TASK TO COMPLETE =>
Each line of the material below that holds the word "depth" needs to be copied.
++++
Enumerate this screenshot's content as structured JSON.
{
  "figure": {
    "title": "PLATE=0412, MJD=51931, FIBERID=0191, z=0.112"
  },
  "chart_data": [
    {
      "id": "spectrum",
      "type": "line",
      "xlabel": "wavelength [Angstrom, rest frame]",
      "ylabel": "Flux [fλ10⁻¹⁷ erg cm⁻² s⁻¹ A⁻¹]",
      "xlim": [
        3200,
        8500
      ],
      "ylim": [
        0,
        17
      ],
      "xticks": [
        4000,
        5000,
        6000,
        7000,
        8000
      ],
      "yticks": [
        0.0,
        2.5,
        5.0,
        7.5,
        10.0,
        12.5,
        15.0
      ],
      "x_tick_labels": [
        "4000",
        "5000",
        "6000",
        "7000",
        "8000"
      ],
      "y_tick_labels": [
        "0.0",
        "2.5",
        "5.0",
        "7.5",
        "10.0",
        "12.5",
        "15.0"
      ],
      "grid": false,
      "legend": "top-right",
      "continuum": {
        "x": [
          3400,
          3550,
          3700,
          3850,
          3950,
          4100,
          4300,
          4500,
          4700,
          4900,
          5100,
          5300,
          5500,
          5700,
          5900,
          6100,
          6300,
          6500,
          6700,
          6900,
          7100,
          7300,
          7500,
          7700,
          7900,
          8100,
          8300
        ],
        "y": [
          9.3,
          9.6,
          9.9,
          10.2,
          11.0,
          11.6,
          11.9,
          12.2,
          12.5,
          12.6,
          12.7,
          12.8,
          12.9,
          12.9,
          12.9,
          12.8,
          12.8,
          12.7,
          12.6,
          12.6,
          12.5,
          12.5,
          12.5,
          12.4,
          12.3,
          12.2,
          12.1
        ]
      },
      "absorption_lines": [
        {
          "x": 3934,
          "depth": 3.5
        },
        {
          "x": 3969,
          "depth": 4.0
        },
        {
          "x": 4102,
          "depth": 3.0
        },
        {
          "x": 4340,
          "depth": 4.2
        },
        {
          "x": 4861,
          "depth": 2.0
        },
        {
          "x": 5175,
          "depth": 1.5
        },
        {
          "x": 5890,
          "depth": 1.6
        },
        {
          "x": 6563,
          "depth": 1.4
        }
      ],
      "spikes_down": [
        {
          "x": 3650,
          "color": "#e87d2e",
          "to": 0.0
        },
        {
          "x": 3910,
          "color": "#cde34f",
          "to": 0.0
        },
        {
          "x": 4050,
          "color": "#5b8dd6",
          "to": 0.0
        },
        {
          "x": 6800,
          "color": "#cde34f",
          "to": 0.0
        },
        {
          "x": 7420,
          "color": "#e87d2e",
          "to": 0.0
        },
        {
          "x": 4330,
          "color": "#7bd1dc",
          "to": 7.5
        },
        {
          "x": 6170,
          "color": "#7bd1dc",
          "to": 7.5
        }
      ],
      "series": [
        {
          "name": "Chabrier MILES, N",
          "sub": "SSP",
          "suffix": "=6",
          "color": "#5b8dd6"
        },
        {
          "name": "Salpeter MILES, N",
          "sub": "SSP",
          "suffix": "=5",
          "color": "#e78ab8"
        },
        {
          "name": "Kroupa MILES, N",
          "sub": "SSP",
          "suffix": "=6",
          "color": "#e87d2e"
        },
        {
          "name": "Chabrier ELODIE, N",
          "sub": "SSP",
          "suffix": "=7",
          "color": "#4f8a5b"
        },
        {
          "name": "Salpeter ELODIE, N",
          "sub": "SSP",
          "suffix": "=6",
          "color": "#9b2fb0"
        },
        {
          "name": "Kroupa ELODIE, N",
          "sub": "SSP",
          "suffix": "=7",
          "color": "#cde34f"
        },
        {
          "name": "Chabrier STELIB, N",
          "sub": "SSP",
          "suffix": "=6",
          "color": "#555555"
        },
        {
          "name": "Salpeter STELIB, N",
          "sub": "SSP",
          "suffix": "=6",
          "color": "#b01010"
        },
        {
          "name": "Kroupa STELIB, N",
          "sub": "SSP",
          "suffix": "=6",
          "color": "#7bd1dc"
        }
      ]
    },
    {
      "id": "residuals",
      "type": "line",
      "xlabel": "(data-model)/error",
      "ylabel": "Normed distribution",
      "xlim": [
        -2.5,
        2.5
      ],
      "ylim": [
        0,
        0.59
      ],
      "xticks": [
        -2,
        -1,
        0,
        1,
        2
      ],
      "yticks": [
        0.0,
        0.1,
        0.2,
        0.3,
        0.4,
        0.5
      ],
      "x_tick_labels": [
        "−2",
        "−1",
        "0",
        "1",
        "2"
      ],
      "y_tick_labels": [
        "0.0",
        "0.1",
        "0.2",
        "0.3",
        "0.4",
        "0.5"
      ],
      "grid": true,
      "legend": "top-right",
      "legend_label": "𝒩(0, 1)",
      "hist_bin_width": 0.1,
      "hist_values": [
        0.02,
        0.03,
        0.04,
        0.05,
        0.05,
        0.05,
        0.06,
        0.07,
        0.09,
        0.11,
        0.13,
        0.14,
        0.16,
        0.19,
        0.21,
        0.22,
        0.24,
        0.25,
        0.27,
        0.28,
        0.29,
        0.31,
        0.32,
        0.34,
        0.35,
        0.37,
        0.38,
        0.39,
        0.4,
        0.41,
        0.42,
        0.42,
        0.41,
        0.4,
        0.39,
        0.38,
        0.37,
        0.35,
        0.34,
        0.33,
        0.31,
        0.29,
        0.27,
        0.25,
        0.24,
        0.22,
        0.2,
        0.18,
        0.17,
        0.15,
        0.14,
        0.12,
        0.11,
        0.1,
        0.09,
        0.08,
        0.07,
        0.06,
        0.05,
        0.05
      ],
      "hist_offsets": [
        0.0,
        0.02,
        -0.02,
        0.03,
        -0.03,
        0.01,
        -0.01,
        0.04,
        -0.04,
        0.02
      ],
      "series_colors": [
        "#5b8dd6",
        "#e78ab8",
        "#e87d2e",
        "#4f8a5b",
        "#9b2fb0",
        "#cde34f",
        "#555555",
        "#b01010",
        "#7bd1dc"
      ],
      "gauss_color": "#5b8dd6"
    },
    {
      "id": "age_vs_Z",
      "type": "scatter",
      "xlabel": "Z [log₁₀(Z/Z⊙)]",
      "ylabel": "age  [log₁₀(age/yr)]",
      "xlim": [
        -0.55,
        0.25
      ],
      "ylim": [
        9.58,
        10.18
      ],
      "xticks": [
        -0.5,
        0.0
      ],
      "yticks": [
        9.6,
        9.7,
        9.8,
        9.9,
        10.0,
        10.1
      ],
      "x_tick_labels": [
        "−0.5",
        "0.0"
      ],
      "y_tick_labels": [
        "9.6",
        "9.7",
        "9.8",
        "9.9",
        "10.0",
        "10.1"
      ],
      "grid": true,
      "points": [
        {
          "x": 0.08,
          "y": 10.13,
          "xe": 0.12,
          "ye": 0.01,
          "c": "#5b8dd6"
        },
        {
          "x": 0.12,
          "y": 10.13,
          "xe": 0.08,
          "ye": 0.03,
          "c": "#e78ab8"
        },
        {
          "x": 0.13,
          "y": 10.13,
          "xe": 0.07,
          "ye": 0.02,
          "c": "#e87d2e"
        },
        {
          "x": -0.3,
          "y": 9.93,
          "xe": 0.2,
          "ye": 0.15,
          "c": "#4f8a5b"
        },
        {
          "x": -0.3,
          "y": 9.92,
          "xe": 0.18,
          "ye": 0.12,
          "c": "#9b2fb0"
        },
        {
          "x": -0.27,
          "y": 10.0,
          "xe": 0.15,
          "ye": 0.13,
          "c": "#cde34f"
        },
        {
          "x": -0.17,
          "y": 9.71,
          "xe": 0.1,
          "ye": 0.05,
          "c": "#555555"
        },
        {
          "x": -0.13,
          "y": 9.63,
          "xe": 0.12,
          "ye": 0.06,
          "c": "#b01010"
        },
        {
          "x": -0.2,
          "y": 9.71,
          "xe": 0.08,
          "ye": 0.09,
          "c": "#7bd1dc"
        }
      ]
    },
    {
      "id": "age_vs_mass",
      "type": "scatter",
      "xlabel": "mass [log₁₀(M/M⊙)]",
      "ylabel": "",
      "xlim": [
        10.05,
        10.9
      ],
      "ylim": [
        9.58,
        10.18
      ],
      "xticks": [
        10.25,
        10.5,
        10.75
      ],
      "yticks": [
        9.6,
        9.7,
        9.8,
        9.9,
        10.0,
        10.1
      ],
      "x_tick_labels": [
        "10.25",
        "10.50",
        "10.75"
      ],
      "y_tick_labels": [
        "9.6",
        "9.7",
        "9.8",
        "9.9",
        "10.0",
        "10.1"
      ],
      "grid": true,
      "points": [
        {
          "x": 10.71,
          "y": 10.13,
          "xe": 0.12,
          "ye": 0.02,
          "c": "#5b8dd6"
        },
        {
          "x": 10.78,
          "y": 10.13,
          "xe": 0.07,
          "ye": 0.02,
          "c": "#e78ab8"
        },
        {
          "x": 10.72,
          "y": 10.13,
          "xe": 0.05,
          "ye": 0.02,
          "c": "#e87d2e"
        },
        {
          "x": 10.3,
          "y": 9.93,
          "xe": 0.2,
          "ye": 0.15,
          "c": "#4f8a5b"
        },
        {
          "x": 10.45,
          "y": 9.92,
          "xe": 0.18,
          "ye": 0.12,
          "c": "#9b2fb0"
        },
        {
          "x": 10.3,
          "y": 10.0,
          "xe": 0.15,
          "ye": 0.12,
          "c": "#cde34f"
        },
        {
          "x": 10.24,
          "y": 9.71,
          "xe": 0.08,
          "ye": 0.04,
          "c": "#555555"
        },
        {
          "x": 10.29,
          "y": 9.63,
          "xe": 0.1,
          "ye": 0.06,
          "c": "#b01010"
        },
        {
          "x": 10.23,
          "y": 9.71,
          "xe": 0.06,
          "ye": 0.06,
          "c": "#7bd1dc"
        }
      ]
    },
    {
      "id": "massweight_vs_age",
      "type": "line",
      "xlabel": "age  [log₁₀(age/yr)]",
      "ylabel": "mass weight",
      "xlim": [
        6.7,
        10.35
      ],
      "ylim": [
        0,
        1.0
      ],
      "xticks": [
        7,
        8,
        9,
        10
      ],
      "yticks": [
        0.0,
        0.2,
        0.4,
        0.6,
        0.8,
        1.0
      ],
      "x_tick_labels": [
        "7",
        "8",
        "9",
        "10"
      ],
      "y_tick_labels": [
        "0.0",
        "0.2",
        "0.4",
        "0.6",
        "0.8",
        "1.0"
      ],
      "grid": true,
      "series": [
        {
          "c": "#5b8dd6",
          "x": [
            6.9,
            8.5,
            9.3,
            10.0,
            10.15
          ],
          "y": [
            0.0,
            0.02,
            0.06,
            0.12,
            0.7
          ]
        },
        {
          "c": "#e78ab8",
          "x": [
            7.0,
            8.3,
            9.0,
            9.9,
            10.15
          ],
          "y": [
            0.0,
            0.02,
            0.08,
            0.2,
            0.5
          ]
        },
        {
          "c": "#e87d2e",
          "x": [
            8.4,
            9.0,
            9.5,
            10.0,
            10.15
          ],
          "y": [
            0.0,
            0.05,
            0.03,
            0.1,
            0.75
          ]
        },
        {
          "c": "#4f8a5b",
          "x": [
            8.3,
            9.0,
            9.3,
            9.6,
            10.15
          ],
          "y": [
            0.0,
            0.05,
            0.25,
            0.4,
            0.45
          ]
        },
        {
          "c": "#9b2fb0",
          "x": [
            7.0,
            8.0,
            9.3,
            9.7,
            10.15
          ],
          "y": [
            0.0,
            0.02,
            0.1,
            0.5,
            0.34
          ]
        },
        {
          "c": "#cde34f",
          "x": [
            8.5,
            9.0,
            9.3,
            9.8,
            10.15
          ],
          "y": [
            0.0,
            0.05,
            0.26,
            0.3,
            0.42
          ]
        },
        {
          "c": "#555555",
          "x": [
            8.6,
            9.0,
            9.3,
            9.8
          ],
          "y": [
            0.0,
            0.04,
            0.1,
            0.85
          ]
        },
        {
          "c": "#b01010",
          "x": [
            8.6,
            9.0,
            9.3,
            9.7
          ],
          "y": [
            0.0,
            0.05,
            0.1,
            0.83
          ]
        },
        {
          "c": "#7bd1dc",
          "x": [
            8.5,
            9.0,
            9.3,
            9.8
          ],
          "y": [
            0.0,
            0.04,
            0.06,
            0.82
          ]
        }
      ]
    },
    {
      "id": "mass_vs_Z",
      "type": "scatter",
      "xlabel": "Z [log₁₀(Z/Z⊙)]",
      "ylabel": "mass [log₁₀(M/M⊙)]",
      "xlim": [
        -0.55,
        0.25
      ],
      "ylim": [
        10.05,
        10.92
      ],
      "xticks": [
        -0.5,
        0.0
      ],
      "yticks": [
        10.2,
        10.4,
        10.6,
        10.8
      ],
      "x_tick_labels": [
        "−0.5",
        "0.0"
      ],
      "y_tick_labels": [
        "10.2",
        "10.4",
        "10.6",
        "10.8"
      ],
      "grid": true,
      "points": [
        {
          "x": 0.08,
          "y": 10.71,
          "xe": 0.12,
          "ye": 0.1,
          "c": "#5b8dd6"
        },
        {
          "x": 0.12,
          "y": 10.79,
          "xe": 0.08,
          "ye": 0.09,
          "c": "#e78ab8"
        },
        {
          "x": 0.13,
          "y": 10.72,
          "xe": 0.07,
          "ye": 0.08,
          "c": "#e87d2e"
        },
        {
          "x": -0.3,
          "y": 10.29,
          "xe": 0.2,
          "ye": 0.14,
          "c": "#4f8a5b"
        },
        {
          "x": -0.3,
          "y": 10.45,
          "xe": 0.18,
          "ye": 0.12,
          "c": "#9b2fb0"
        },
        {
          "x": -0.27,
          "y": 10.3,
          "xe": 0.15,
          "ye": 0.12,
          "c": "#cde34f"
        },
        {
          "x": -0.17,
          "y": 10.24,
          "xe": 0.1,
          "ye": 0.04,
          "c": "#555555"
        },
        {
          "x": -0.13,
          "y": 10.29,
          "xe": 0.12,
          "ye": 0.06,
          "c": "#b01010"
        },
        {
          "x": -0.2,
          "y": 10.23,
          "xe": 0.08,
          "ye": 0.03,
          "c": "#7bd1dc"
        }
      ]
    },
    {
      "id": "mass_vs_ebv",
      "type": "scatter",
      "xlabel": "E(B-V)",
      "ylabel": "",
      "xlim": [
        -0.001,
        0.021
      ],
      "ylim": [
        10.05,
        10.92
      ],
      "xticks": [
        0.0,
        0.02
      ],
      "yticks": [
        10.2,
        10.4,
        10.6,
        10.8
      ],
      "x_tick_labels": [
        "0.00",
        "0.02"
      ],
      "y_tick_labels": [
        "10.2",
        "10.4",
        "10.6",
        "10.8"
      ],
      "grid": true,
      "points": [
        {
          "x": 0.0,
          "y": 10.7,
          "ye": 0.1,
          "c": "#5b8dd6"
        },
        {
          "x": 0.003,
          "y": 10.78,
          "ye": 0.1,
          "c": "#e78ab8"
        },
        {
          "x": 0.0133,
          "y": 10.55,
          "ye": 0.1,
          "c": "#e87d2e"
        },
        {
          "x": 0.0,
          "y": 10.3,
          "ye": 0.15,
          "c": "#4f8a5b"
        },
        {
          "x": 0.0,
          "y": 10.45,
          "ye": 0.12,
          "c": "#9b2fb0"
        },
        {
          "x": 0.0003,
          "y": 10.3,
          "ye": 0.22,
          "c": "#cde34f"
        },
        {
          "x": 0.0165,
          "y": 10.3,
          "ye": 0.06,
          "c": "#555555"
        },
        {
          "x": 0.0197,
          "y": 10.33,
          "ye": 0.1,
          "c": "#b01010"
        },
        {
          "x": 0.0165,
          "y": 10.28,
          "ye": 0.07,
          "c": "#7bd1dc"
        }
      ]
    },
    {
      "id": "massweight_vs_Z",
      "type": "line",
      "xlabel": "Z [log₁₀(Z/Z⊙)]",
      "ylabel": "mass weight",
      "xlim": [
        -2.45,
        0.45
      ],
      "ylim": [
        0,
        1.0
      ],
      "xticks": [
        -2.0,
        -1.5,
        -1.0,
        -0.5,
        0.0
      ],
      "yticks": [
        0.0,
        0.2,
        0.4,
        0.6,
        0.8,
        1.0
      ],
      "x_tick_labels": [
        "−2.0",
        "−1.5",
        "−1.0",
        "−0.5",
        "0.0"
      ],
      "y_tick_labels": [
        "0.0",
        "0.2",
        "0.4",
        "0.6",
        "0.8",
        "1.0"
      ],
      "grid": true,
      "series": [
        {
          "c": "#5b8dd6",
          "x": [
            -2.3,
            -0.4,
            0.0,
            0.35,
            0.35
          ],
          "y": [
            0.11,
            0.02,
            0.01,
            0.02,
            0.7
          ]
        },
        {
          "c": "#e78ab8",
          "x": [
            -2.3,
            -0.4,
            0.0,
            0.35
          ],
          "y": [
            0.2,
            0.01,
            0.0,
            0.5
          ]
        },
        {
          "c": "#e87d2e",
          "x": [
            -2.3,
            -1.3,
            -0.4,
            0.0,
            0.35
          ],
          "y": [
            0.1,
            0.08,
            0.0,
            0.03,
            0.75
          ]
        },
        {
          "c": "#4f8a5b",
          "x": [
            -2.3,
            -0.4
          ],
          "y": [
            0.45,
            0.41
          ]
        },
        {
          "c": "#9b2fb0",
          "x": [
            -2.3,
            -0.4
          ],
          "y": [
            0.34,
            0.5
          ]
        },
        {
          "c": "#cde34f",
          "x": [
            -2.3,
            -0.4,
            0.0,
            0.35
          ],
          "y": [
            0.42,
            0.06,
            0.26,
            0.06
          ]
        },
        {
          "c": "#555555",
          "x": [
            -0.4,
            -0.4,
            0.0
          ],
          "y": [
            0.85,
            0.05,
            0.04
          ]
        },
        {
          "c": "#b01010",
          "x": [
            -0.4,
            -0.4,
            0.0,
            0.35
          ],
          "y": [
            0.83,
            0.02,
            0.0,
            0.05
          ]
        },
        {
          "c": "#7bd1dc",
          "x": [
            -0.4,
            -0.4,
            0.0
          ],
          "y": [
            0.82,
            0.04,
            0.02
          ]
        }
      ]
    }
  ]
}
++++
ANSWER BELOW =>
          "depth": 3.5
          "depth": 4.0
          "depth": 3.0
          "depth": 4.2
          "depth": 2.0
          "depth": 1.5
          "depth": 1.6
          "depth": 1.4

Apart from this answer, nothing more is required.